• THE TASK: Every entry must be given again exactly.

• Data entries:
--- Start ---
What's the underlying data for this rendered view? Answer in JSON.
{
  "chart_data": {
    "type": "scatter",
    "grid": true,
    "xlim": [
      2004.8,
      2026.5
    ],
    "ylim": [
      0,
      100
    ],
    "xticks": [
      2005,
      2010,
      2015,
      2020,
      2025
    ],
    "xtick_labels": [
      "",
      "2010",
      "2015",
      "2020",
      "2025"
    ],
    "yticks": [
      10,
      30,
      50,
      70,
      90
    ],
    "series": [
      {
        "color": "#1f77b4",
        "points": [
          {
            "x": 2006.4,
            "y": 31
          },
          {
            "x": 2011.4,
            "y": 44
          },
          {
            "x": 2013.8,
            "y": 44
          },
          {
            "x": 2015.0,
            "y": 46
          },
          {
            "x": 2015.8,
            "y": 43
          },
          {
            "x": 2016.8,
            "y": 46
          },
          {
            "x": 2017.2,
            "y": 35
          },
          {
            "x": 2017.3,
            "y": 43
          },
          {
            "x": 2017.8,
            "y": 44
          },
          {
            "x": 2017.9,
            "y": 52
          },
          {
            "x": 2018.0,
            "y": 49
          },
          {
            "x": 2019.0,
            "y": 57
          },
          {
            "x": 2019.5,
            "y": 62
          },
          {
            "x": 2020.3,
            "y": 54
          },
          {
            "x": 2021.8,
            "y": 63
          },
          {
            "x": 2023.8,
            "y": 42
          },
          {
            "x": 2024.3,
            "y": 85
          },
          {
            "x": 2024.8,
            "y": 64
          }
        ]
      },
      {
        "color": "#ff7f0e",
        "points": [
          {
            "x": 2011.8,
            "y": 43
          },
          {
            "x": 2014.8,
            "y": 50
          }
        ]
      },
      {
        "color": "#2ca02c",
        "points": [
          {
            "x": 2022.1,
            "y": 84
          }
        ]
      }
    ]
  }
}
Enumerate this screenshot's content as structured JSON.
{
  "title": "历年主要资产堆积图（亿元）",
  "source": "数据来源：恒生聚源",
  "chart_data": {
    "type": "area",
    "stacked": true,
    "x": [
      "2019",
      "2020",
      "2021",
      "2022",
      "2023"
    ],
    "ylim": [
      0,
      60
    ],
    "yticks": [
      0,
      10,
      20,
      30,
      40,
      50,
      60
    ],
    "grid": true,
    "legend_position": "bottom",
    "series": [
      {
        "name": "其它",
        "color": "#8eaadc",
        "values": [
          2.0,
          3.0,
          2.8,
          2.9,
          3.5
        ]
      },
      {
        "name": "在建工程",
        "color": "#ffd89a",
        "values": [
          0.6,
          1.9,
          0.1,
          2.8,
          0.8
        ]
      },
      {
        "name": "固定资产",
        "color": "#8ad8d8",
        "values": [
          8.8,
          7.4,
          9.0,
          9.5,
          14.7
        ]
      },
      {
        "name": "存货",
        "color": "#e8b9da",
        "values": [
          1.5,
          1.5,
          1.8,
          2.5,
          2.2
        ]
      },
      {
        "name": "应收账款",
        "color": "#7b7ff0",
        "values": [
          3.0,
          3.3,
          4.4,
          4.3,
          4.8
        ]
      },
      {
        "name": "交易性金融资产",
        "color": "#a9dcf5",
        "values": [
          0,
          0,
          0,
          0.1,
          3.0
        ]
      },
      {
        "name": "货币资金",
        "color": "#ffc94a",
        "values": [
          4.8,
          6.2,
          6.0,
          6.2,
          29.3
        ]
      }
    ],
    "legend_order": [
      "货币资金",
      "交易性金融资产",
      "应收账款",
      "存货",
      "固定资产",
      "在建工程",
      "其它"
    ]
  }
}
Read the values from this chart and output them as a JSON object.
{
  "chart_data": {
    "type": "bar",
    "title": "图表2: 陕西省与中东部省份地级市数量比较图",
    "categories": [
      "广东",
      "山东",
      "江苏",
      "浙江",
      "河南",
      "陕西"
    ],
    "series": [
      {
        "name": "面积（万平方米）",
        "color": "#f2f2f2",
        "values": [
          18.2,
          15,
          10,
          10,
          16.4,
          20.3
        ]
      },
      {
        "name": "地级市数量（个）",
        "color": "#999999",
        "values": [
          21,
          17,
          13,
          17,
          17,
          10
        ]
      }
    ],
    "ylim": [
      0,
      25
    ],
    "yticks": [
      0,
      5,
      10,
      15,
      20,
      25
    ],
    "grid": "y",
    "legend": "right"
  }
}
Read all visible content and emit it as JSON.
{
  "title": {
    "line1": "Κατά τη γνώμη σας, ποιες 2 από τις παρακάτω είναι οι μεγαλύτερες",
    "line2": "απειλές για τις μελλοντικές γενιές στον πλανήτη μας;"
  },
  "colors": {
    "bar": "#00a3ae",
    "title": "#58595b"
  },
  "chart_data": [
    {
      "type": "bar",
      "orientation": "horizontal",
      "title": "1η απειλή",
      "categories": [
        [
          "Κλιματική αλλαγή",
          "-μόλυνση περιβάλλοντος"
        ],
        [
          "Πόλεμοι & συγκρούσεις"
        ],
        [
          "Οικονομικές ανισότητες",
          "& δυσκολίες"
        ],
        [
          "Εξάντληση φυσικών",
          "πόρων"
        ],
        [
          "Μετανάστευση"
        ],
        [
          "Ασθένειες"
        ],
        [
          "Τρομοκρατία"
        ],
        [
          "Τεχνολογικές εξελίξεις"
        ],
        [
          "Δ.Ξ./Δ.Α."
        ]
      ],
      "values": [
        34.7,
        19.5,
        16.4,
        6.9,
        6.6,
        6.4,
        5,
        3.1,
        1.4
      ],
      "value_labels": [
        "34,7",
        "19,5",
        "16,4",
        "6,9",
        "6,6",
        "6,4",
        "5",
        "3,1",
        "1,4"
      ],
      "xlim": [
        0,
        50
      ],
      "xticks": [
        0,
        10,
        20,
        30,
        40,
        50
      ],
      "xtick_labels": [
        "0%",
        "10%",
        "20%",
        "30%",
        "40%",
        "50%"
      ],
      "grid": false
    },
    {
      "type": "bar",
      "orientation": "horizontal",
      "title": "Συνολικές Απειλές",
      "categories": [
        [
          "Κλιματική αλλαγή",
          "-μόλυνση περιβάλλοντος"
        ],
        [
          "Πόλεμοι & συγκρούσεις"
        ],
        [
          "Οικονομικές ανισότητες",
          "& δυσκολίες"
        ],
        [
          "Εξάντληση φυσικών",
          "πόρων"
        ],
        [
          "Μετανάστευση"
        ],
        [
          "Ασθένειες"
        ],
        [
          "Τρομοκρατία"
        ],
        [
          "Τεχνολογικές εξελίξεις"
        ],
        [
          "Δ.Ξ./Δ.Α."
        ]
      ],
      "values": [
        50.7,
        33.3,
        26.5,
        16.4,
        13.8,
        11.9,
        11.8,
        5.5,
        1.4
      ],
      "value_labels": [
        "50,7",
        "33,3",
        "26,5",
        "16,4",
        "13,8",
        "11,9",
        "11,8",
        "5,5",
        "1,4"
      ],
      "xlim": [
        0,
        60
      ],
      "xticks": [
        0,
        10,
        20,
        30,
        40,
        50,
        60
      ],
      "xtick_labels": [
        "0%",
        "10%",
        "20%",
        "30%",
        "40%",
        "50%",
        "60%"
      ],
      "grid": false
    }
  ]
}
--- End ---
• THE OUTPUT:
What's the underlying data for this rendered view? Answer in JSON.
{
  "chart_data": {
    "type": "scatter",
    "grid": true,
    "xlim": [
      2004.8,
      2026.5
    ],
    "ylim": [
      0,
      100
    ],
    "xticks": [
      2005,
      2010,
      2015,
      2020,
      2025
    ],
    "xtick_labels": [
      "",
      "2010",
      "2015",
      "2020",
      "2025"
    ],
    "yticks": [
      10,
      30,
      50,
      70,
      90
    ],
    "series": [
      {
        "color": "#1f77b4",
        "points": [
          {
            "x": 2006.4,
            "y": 31
          },
          {
            "x": 2011.4,
            "y": 44
          },
          {
            "x": 2013.8,
            "y": 44
          },
          {
            "x": 2015.0,
            "y": 46
          },
          {
            "x": 2015.8,
            "y": 43
          },
          {
            "x": 2016.8,
            "y": 46
          },
          {
            "x": 2017.2,
            "y": 35
          },
          {
            "x": 2017.3,
            "y": 43
          },
          {
            "x": 2017.8,
            "y": 44
          },
          {
            "x": 2017.9,
            "y": 52
          },
          {
            "x": 2018.0,
            "y": 49
          },
          {
            "x": 2019.0,
            "y": 57
          },
          {
            "x": 2019.5,
            "y": 62
          },
          {
            "x": 2020.3,
            "y": 54
          },
          {
            "x": 2021.8,
            "y": 63
          },
          {
            "x": 2023.8,
            "y": 42
          },
          {
            "x": 2024.3,
            "y": 85
          },
          {
            "x": 2024.8,
            "y": 64
          }
        ]
      },
      {
        "color": "#ff7f0e",
        "points": [
          {
            "x": 2011.8,
            "y": 43
          },
          {
            "x": 2014.8,
            "y": 50
          }
        ]
      },
      {
        "color": "#2ca02c",
        "points": [
          {
            "x": 2022.1,
            "y": 84
          }
        ]
      }
    ]
  }
}
Enumerate this screenshot's content as structured JSON.
{
  "title": "历年主要资产堆积图（亿元）",
  "source": "数据来源：恒生聚源",
  "chart_data": {
    "type": "area",
    "stacked": true,
    "x": [
      "2019",
      "2020",
      "2021",
      "2022",
      "2023"
    ],
    "ylim": [
      0,
      60
    ],
    "yticks": [
      0,
      10,
      20,
      30,
      40,
      50,
      60
    ],
    "grid": true,
    "legend_position": "bottom",
    "series": [
      {
        "name": "其它",
        "color": "#8eaadc",
        "values": [
          2.0,
          3.0,
          2.8,
          2.9,
          3.5
        ]
      },
      {
        "name": "在建工程",
        "color": "#ffd89a",
        "values": [
          0.6,
          1.9,
          0.1,
          2.8,
          0.8
        ]
      },
      {
        "name": "固定资产",
        "color": "#8ad8d8",
        "values": [
          8.8,
          7.4,
          9.0,
          9.5,
          14.7
        ]
      },
      {
        "name": "存货",
        "color": "#e8b9da",
        "values": [
          1.5,
          1.5,
          1.8,
          2.5,
          2.2
        ]
      },
      {
        "name": "应收账款",
        "color": "#7b7ff0",
        "values": [
          3.0,
          3.3,
          4.4,
          4.3,
          4.8
        ]
      },
      {
        "name": "交易性金融资产",
        "color": "#a9dcf5",
        "values": [
          0,
          0,
          0,
          0.1,
          3.0
        ]
      },
      {
        "name": "货币资金",
        "color": "#ffc94a",
        "values": [
          4.8,
          6.2,
          6.0,
          6.2,
          29.3
        ]
      }
    ],
    "legend_order": [
      "货币资金",
      "交易性金融资产",
      "应收账款",
      "存货",
      "固定资产",
      "在建工程",
      "其它"
    ]
  }
}
Read the values from this chart and output them as a JSON object.
{
  "chart_data": {
    "type": "bar",
    "title": "图表2: 陕西省与中东部省份地级市数量比较图",
    "categories": [
      "广东",
      "山东",
      "江苏",
      "浙江",
      "河南",
      "陕西"
    ],
    "series": [
      {
        "name": "面积（万平方米）",
        "color": "#f2f2f2",
        "values": [
          18.2,
          15,
          10,
          10,
          16.4,
          20.3
        ]
      },
      {
        "name": "地级市数量（个）",
        "color": "#999999",
        "values": [
          21,
          17,
          13,
          17,
          17,
          10
        ]
      }
    ],
    "ylim": [
      0,
      25
    ],
    "yticks": [
      0,
      5,
      10,
      15,
      20,
      25
    ],
    "grid": "y",
    "legend": "right"
  }
}
Read all visible content and emit it as JSON.
{
  "title": {
    "line1": "Κατά τη γνώμη σας, ποιες 2 από τις παρακάτω είναι οι μεγαλύτερες",
    "line2": "απειλές για τις μελλοντικές γενιές στον πλανήτη μας;"
  },
  "colors": {
    "bar": "#00a3ae",
    "title": "#58595b"
  },
  "chart_data": [
    {
      "type": "bar",
      "orientation": "horizontal",
      "title": "1η απειλή",
      "categories": [
        [
          "Κλιματική αλλαγή",
          "-μόλυνση περιβάλλοντος"
        ],
        [
          "Πόλεμοι & συγκρούσεις"
        ],
        [
          "Οικονομικές ανισότητες",
          "& δυσκολίες"
        ],
        [
          "Εξάντληση φυσικών",
          "πόρων"
        ],
        [
          "Μετανάστευση"
        ],
        [
          "Ασθένειες"
        ],
        [
          "Τρομοκρατία"
        ],
        [
          "Τεχνολογικές εξελίξεις"
        ],
        [
          "Δ.Ξ./Δ.Α."
        ]
      ],
      "values": [
        34.7,
        19.5,
        16.4,
        6.9,
        6.6,
        6.4,
        5,
        3.1,
        1.4
      ],
      "value_labels": [
        "34,7",
        "19,5",
        "16,4",
        "6,9",
        "6,6",
        "6,4",
        "5",
        "3,1",
        "1,4"
      ],
      "xlim": [
        0,
        50
      ],
      "xticks": [
        0,
        10,
        20,
        30,
        40,
        50
      ],
      "xtick_labels": [
        "0%",
        "10%",
        "20%",
        "30%",
        "40%",
        "50%"
      ],
      "grid": false
    },
    {
      "type": "bar",
      "orientation": "horizontal",
      "title": "Συνολικές Απειλές",
      "categories": [
        [
          "Κλιματική αλλαγή",
          "-μόλυνση περιβάλλοντος"
        ],
        [
          "Πόλεμοι & συγκρούσεις"
        ],
        [
          "Οικονομικές ανισότητες",
          "& δυσκολίες"
        ],
        [
          "Εξάντληση φυσικών",
          "πόρων"
        ],
        [
          "Μετανάστευση"
        ],
        [
          "Ασθένειες"
        ],
        [
          "Τρομοκρατία"
        ],
        [
          "Τεχνολογικές εξελίξεις"
        ],
        [
          "Δ.Ξ./Δ.Α."
        ]
      ],
      "values": [
        50.7,
        33.3,
        26.5,
        16.4,
        13.8,
        11.9,
        11.8,
        5.5,
        1.4
      ],
      "value_labels": [
        "50,7",
        "33,3",
        "26,5",
        "16,4",
        "13,8",
        "11,9",
        "11,8",
        "5,5",
        "1,4"
      ],
      "xlim": [
        0,
        60
      ],
      "xticks": [
        0,
        10,
        20,
        30,
        40,
        50,
        60
      ],
      "xtick_labels": [
        "0%",
        "10%",
        "20%",
        "30%",
        "40%",
        "50%",
        "60%"
      ],
      "grid": false
    }
  ]
}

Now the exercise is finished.